▶ EXERCISE
Locate the lines that hold the string "motore". Copy every such line.

━━━━━ RECORDS TO USE ━━━━━

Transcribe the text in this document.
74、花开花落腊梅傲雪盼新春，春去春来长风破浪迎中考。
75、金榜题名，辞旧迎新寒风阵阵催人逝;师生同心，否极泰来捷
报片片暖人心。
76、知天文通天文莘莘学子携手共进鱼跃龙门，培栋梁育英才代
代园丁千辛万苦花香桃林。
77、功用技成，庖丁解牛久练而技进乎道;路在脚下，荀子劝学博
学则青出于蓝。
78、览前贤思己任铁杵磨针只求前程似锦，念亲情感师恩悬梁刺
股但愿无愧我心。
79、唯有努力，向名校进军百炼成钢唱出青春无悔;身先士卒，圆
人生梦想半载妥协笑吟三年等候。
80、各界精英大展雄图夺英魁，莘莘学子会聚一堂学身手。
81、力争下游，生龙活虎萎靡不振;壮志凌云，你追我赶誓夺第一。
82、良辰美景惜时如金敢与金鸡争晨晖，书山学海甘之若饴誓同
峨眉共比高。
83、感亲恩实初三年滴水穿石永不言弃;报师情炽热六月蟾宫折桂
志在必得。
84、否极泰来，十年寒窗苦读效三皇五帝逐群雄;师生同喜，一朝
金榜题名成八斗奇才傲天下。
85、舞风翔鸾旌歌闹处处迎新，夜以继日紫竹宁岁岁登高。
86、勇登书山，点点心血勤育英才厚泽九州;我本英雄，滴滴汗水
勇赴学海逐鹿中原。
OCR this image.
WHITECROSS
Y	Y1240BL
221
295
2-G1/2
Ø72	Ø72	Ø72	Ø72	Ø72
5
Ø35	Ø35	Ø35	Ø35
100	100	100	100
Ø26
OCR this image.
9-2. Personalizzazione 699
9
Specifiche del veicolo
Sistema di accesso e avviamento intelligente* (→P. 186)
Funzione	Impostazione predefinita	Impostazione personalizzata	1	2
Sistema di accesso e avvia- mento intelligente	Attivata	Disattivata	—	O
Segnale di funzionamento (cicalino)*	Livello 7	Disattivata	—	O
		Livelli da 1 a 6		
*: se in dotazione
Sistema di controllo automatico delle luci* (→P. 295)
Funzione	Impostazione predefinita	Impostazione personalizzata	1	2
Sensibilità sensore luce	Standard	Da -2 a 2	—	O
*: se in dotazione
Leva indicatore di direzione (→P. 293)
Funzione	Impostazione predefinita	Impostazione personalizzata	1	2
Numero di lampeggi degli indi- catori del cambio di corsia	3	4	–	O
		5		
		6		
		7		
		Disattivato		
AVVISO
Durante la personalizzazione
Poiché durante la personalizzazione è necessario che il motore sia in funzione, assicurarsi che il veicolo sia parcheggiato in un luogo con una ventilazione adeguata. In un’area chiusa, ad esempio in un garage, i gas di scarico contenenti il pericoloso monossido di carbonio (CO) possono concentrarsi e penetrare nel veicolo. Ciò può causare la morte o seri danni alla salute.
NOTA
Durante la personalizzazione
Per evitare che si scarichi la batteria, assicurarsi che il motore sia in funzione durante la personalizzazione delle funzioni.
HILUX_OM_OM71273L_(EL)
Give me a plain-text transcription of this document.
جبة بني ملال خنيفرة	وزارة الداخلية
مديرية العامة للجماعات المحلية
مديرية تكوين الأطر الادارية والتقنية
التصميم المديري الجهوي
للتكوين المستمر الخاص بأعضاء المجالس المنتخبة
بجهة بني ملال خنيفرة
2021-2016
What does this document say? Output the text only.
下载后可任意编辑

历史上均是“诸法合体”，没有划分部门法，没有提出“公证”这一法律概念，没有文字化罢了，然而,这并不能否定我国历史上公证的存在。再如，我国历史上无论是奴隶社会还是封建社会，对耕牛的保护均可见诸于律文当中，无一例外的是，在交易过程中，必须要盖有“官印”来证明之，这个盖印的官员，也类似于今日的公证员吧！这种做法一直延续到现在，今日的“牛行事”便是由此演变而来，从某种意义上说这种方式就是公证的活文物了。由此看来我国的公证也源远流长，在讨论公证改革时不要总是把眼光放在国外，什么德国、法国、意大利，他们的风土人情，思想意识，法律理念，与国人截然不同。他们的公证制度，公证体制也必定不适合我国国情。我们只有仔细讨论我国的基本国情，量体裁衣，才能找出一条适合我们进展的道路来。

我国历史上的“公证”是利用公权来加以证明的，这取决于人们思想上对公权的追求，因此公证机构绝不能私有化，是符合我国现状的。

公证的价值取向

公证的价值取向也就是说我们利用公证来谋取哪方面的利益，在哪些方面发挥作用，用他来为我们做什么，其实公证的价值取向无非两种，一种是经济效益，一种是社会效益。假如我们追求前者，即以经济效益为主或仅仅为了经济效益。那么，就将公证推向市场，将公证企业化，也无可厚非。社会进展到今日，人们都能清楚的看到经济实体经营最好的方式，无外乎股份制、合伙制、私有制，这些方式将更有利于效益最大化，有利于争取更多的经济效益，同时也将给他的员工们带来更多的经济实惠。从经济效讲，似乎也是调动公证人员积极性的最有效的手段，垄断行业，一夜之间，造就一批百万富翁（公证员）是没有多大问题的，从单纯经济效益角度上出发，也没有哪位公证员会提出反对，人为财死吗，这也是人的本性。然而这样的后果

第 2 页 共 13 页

━━━━━

▶ FINAL ANSWER
Poiché durante la personalizzazione è necessario che il motore sia in funzione, assicurarsi che il veicolo sia parcheggiato in un luogo con una ventilazione adeguata. In un’area chiusa, ad esempio in un garage, i gas di scarico contenenti il pericoloso monossido di carbonio (CO) possono concentrarsi e penetrare nel veicolo. Ciò può causare la morte o seri danni alla salute.
Per evitare che si scarichi la batteria, assicurarsi che il motore sia in funzione durante la personalizzazione delle funzioni.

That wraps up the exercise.